*The task*: Pick every line with "developed" from the material below.

====================

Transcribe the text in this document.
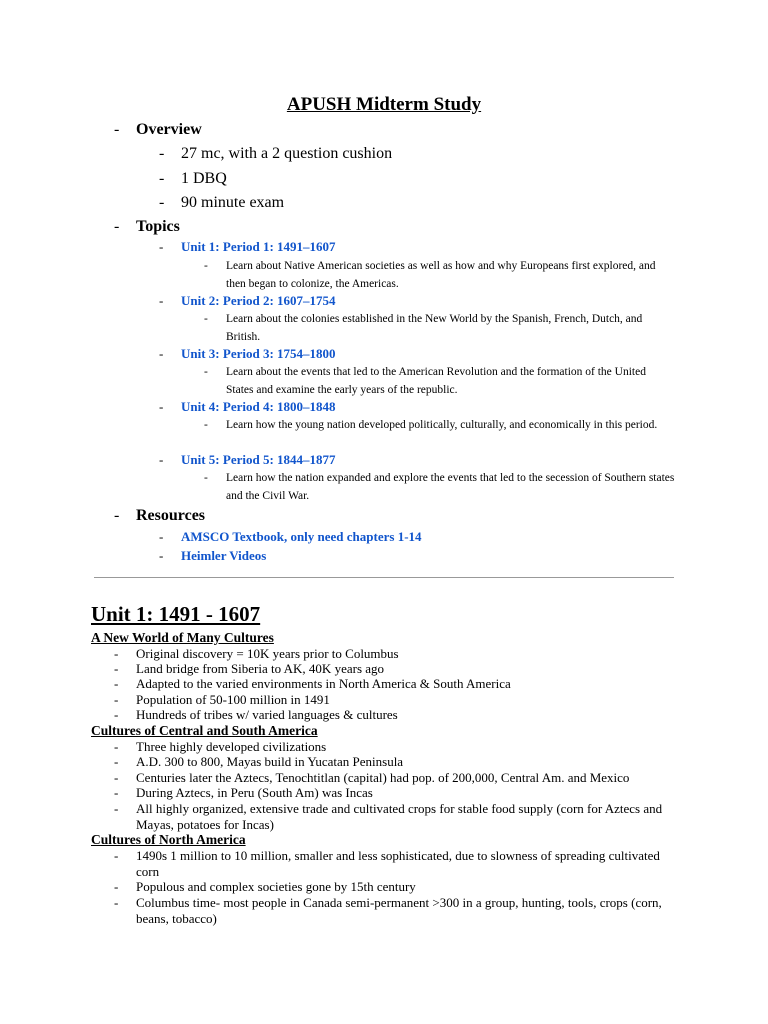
APUSH Midterm Study
- Overview
- 27 mc, with a 2 question cushion
- 1 DBQ
- 90 minute exam
- Topics
- Unit 1: Period 1: 1491–1607
- Learn about Native American societies as well as how and why Europeans first explored, and then began to colonize, the Americas.
- Unit 2: Period 2: 1607–1754
- Learn about the colonies established in the New World by the Spanish, French, Dutch, and British.
- Unit 3: Period 3: 1754–1800
- Learn about the events that led to the American Revolution and the formation of the United States and examine the early years of the republic.
- Unit 4: Period 4: 1800–1848
- Learn how the young nation developed politically, culturally, and economically in this period.
- Unit 5: Period 5: 1844–1877
- Learn how the nation expanded and explore the events that led to the secession of Southern states and the Civil War.
- Resources
- AMSCO Textbook, only need chapters 1-14
- Heimler Videos
Unit 1: 1491 - 1607
A New World of Many Cultures
- Original discovery = 10K years prior to Columbus
- Land bridge from Siberia to AK, 40K years ago
- Adapted to the varied environments in North America & South America
- Population of 50-100 million in 1491
- Hundreds of tribes w/ varied languages & cultures
Cultures of Central and South America
- Three highly developed civilizations
- A.D. 300 to 800, Mayas build in Yucatan Peninsula
- Centuries later the Aztecs, Tenochtitlan (capital) had pop. of 200,000, Central Am. and Mexico
- During Aztecs, in Peru (South Am) was Incas
- All highly organized, extensive trade and cultivated crops for stable food supply (corn for Aztecs and Mayas, potatoes for Incas)
Cultures of North America
- 1490s 1 million to 10 million, smaller and less sophisticated, due to slowness of spreading cultivated corn
- Populous and complex societies gone by 15th century
- Columbus time- most people in Canada semi-permanent >300 in a group, hunting, tools, crops (corn, beans, tobacco)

====================

*Expected answer*:
- Learn how the young nation developed politically, culturally, and economically in this period.
- Three highly developed civilizations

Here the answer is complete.